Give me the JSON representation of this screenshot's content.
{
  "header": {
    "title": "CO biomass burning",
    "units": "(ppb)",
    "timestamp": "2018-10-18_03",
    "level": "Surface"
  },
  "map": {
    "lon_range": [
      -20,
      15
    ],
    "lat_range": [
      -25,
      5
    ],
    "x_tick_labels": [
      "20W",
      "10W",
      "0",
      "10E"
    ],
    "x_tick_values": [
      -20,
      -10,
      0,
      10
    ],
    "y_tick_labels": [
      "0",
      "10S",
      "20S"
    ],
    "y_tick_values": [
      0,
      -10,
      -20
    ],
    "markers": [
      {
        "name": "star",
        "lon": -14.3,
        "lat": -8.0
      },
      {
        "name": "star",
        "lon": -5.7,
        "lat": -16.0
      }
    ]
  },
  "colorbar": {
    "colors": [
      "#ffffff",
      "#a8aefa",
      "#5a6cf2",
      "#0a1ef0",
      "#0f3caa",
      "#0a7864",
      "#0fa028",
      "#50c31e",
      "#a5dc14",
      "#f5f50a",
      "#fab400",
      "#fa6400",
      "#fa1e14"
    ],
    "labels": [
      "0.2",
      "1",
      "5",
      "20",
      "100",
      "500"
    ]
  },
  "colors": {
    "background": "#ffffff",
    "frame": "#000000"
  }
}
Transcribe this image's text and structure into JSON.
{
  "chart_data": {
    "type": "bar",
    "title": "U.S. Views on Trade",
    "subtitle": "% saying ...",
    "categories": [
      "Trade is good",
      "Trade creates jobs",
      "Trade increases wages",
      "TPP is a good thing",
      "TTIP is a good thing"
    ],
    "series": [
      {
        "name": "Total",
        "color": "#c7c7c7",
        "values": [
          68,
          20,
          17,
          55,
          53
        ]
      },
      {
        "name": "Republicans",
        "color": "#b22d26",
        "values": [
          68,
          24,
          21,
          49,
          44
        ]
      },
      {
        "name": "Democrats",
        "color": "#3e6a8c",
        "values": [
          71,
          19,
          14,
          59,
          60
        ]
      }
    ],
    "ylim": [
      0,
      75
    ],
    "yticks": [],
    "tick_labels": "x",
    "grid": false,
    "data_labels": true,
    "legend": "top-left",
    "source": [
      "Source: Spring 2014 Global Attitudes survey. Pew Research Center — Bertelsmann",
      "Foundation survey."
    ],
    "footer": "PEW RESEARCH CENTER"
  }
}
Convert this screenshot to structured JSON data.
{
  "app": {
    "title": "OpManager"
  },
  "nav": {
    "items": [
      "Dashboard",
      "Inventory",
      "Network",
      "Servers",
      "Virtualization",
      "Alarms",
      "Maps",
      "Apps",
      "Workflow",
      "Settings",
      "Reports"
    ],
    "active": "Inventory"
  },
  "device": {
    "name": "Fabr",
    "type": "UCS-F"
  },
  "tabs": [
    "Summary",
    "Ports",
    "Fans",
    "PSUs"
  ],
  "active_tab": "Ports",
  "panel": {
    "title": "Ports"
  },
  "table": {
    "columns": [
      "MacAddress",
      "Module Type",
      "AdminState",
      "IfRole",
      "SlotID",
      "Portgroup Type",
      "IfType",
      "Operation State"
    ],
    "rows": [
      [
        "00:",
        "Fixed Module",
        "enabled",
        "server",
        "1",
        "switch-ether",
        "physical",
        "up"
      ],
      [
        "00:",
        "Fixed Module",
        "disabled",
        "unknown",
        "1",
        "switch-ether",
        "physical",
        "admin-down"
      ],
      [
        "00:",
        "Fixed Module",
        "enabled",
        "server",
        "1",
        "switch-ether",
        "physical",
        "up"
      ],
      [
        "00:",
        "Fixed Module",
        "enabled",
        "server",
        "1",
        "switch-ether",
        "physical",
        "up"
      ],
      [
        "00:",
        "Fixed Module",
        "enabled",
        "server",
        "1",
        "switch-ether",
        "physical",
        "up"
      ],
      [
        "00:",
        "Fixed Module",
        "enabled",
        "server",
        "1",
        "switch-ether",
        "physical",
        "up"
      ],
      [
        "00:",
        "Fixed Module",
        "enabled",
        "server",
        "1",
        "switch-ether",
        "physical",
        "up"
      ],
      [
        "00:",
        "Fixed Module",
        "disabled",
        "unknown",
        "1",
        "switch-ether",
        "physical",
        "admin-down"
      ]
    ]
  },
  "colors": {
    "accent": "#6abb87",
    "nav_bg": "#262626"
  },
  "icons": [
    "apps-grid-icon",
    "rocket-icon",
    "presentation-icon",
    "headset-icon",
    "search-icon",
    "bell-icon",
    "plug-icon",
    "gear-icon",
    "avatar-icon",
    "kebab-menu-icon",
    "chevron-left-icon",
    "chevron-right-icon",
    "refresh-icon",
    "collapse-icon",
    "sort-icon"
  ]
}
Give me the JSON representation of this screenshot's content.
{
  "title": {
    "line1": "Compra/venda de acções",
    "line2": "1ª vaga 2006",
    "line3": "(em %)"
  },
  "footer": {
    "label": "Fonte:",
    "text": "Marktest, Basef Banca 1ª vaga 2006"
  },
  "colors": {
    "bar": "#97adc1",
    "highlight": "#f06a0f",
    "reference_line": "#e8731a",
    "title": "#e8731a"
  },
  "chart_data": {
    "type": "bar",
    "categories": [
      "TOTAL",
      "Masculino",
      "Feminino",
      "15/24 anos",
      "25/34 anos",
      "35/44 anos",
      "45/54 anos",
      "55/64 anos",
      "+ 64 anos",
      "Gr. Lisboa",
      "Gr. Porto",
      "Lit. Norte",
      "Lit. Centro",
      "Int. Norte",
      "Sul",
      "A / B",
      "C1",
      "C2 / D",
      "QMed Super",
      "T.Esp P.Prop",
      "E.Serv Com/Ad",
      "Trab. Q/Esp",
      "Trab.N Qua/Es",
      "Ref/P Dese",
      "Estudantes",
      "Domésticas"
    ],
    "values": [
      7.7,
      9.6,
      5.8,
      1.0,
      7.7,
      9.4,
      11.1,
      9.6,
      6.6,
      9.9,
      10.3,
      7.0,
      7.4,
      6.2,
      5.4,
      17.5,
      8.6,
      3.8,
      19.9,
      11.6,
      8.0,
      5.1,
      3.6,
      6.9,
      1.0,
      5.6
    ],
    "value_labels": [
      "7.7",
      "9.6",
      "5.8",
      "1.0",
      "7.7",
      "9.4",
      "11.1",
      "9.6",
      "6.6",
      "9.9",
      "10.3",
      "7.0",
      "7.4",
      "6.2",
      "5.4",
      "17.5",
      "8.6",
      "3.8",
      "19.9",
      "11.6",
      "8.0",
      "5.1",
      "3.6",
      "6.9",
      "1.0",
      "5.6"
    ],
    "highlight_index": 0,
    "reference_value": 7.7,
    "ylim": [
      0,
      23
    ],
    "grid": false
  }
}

--*--

WRITTEN INSTRUCTION
Output the lines above verbatim and in full.

TASK ANSWER
Give me the JSON representation of this screenshot's content.
{
  "header": {
    "title": "CO biomass burning",
    "units": "(ppb)",
    "timestamp": "2018-10-18_03",
    "level": "Surface"
  },
  "map": {
    "lon_range": [
      -20,
      15
    ],
    "lat_range": [
      -25,
      5
    ],
    "x_tick_labels": [
      "20W",
      "10W",
      "0",
      "10E"
    ],
    "x_tick_values": [
      -20,
      -10,
      0,
      10
    ],
    "y_tick_labels": [
      "0",
      "10S",
      "20S"
    ],
    "y_tick_values": [
      0,
      -10,
      -20
    ],
    "markers": [
      {
        "name": "star",
        "lon": -14.3,
        "lat": -8.0
      },
      {
        "name": "star",
        "lon": -5.7,
        "lat": -16.0
      }
    ]
  },
  "colorbar": {
    "colors": [
      "#ffffff",
      "#a8aefa",
      "#5a6cf2",
      "#0a1ef0",
      "#0f3caa",
      "#0a7864",
      "#0fa028",
      "#50c31e",
      "#a5dc14",
      "#f5f50a",
      "#fab400",
      "#fa6400",
      "#fa1e14"
    ],
    "labels": [
      "0.2",
      "1",
      "5",
      "20",
      "100",
      "500"
    ]
  },
  "colors": {
    "background": "#ffffff",
    "frame": "#000000"
  }
}
Transcribe this image's text and structure into JSON.
{
  "chart_data": {
    "type": "bar",
    "title": "U.S. Views on Trade",
    "subtitle": "% saying ...",
    "categories": [
      "Trade is good",
      "Trade creates jobs",
      "Trade increases wages",
      "TPP is a good thing",
      "TTIP is a good thing"
    ],
    "series": [
      {
        "name": "Total",
        "color": "#c7c7c7",
        "values": [
          68,
          20,
          17,
          55,
          53
        ]
      },
      {
        "name": "Republicans",
        "color": "#b22d26",
        "values": [
          68,
          24,
          21,
          49,
          44
        ]
      },
      {
        "name": "Democrats",
        "color": "#3e6a8c",
        "values": [
          71,
          19,
          14,
          59,
          60
        ]
      }
    ],
    "ylim": [
      0,
      75
    ],
    "yticks": [],
    "tick_labels": "x",
    "grid": false,
    "data_labels": true,
    "legend": "top-left",
    "source": [
      "Source: Spring 2014 Global Attitudes survey. Pew Research Center — Bertelsmann",
      "Foundation survey."
    ],
    "footer": "PEW RESEARCH CENTER"
  }
}
Convert this screenshot to structured JSON data.
{
  "app": {
    "title": "OpManager"
  },
  "nav": {
    "items": [
      "Dashboard",
      "Inventory",
      "Network",
      "Servers",
      "Virtualization",
      "Alarms",
      "Maps",
      "Apps",
      "Workflow",
      "Settings",
      "Reports"
    ],
    "active": "Inventory"
  },
  "device": {
    "name": "Fabr",
    "type": "UCS-F"
  },
  "tabs": [
    "Summary",
    "Ports",
    "Fans",
    "PSUs"
  ],
  "active_tab": "Ports",
  "panel": {
    "title": "Ports"
  },
  "table": {
    "columns": [
      "MacAddress",
      "Module Type",
      "AdminState",
      "IfRole",
      "SlotID",
      "Portgroup Type",
      "IfType",
      "Operation State"
    ],
    "rows": [
      [
        "00:",
        "Fixed Module",
        "enabled",
        "server",
        "1",
        "switch-ether",
        "physical",
        "up"
      ],
      [
        "00:",
        "Fixed Module",
        "disabled",
        "unknown",
        "1",
        "switch-ether",
        "physical",
        "admin-down"
      ],
      [
        "00:",
        "Fixed Module",
        "enabled",
        "server",
        "1",
        "switch-ether",
        "physical",
        "up"
      ],
      [
        "00:",
        "Fixed Module",
        "enabled",
        "server",
        "1",
        "switch-ether",
        "physical",
        "up"
      ],
      [
        "00:",
        "Fixed Module",
        "enabled",
        "server",
        "1",
        "switch-ether",
        "physical",
        "up"
      ],
      [
        "00:",
        "Fixed Module",
        "enabled",
        "server",
        "1",
        "switch-ether",
        "physical",
        "up"
      ],
      [
        "00:",
        "Fixed Module",
        "enabled",
        "server",
        "1",
        "switch-ether",
        "physical",
        "up"
      ],
      [
        "00:",
        "Fixed Module",
        "disabled",
        "unknown",
        "1",
        "switch-ether",
        "physical",
        "admin-down"
      ]
    ]
  },
  "colors": {
    "accent": "#6abb87",
    "nav_bg": "#262626"
  },
  "icons": [
    "apps-grid-icon",
    "rocket-icon",
    "presentation-icon",
    "headset-icon",
    "search-icon",
    "bell-icon",
    "plug-icon",
    "gear-icon",
    "avatar-icon",
    "kebab-menu-icon",
    "chevron-left-icon",
    "chevron-right-icon",
    "refresh-icon",
    "collapse-icon",
    "sort-icon"
  ]
}
Give me the JSON representation of this screenshot's content.
{
  "title": {
    "line1": "Compra/venda de acções",
    "line2": "1ª vaga 2006",
    "line3": "(em %)"
  },
  "footer": {
    "label": "Fonte:",
    "text": "Marktest, Basef Banca 1ª vaga 2006"
  },
  "colors": {
    "bar": "#97adc1",
    "highlight": "#f06a0f",
    "reference_line": "#e8731a",
    "title": "#e8731a"
  },
  "chart_data": {
    "type": "bar",
    "categories": [
      "TOTAL",
      "Masculino",
      "Feminino",
      "15/24 anos",
      "25/34 anos",
      "35/44 anos",
      "45/54 anos",
      "55/64 anos",
      "+ 64 anos",
      "Gr. Lisboa",
      "Gr. Porto",
      "Lit. Norte",
      "Lit. Centro",
      "Int. Norte",
      "Sul",
      "A / B",
      "C1",
      "C2 / D",
      "QMed Super",
      "T.Esp P.Prop",
      "E.Serv Com/Ad",
      "Trab. Q/Esp",
      "Trab.N Qua/Es",
      "Ref/P Dese",
      "Estudantes",
      "Domésticas"
    ],
    "values": [
      7.7,
      9.6,
      5.8,
      1.0,
      7.7,
      9.4,
      11.1,
      9.6,
      6.6,
      9.9,
      10.3,
      7.0,
      7.4,
      6.2,
      5.4,
      17.5,
      8.6,
      3.8,
      19.9,
      11.6,
      8.0,
      5.1,
      3.6,
      6.9,
      1.0,
      5.6
    ],
    "value_labels": [
      "7.7",
      "9.6",
      "5.8",
      "1.0",
      "7.7",
      "9.4",
      "11.1",
      "9.6",
      "6.6",
      "9.9",
      "10.3",
      "7.0",
      "7.4",
      "6.2",
      "5.4",
      "17.5",
      "8.6",
      "3.8",
      "19.9",
      "11.6",
      "8.0",
      "5.1",
      "3.6",
      "6.9",
      "1.0",
      "5.6"
    ],
    "highlight_index": 0,
    "reference_value": 7.7,
    "ylim": [
      0,
      23
    ],
    "grid": false
  }
}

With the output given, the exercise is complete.